■ **Stored entries**
------------------------

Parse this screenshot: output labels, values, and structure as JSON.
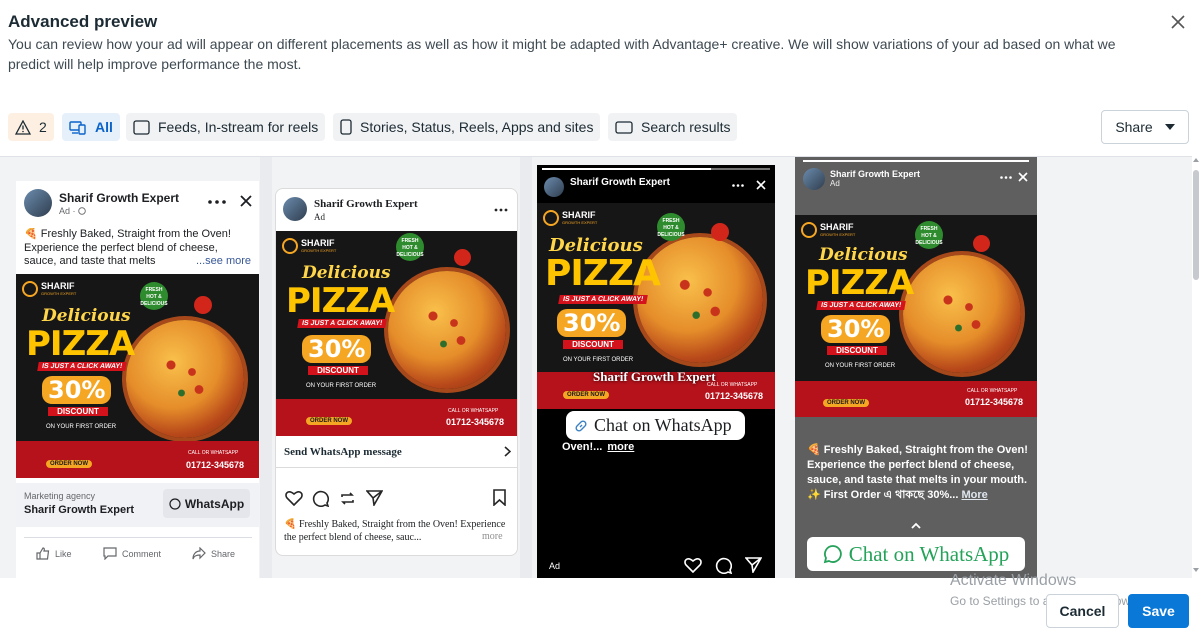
{
  "header": {
    "title": "Advanced preview",
    "description": "You can review how your ad will appear on different placements as well as how it might be adapted with Advantage+ creative. We will show variations of your ad based on what we predict will help improve performance the most."
  },
  "toolbar": {
    "warning_count": "2",
    "all_label": "All",
    "feeds_label": "Feeds, In-stream for reels",
    "stories_label": "Stories, Status, Reels, Apps and sites",
    "search_label": "Search results",
    "share_label": "Share"
  },
  "poster": {
    "brand": "SHARIF",
    "brand_sub": "GROWTH EXPERT",
    "badge": "FRESH HOT & DELICIOUS",
    "delicious": "Delicious",
    "pizza": "PIZZA",
    "click": "IS JUST A CLICK AWAY!",
    "percent": "30%",
    "discount": "DISCOUNT",
    "first_order": "ON YOUR FIRST ORDER",
    "order_now": "ORDER NOW",
    "call": "CALL OR WHATSAPP",
    "phone": "01712-345678"
  },
  "fb": {
    "page_name": "Sharif Growth Expert",
    "ad_label": "Ad · ",
    "caption": "🍕 Freshly Baked, Straight from the Oven! Experience the perfect blend of cheese, sauce, and taste that melts",
    "see_more": "...see more",
    "agency_label": "Marketing agency",
    "agency_name": "Sharif Growth Expert",
    "whatsapp_btn": "WhatsApp",
    "like": "Like",
    "comment": "Comment",
    "share": "Share"
  },
  "ig": {
    "page_name": "Sharif Growth Expert",
    "ad_label": "Ad",
    "cta": "Send WhatsApp message",
    "caption": "🍕 Freshly Baked, Straight from the Oven! Experience the perfect blend of cheese, sauc...",
    "more": "more"
  },
  "ig_story": {
    "page_name": "Sharif Growth Expert",
    "overlay_name": "Sharif Growth Expert",
    "cta": "Chat on WhatsApp",
    "caption": "Oven!...",
    "more": "more",
    "ad_label": "Ad"
  },
  "fb_story": {
    "page_name": "Sharif Growth Expert",
    "ad_label": "Ad",
    "caption": "🍕 Freshly Baked, Straight from the Oven! Experience the perfect blend of cheese, sauce, and taste that melts in your mouth. ✨ First Order এ থাকছে 30%...",
    "more": "More",
    "cta": "Chat on WhatsApp"
  },
  "watermark": {
    "line1": "Activate Windows",
    "line2": "Go to Settings to activate Windows."
  },
  "footer": {
    "cancel": "Cancel",
    "save": "Save"
  },
  "colors": {
    "accent": "#0a78d7",
    "whatsapp": "#25d366",
    "poster_red": "#b5121b",
    "poster_yellow": "#ffc400"
  }
}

------------------------

■ **WHAT TO WORK ON**
Find every line that has "from" in it, then return those lines.

■ **ANSWER TO THIS EXERCISE**
    "caption": "🍕 Freshly Baked, Straight from the Oven! Experience the perfect blend of cheese, sauce, and taste that melts",
    "caption": "🍕 Freshly Baked, Straight from the Oven! Experience the perfect blend of cheese, sauc...",
    "caption": "🍕 Freshly Baked, Straight from the Oven! Experience the perfect blend of cheese, sauce, and taste that melts in your mouth. ✨ First Order এ থাকছে 30%...",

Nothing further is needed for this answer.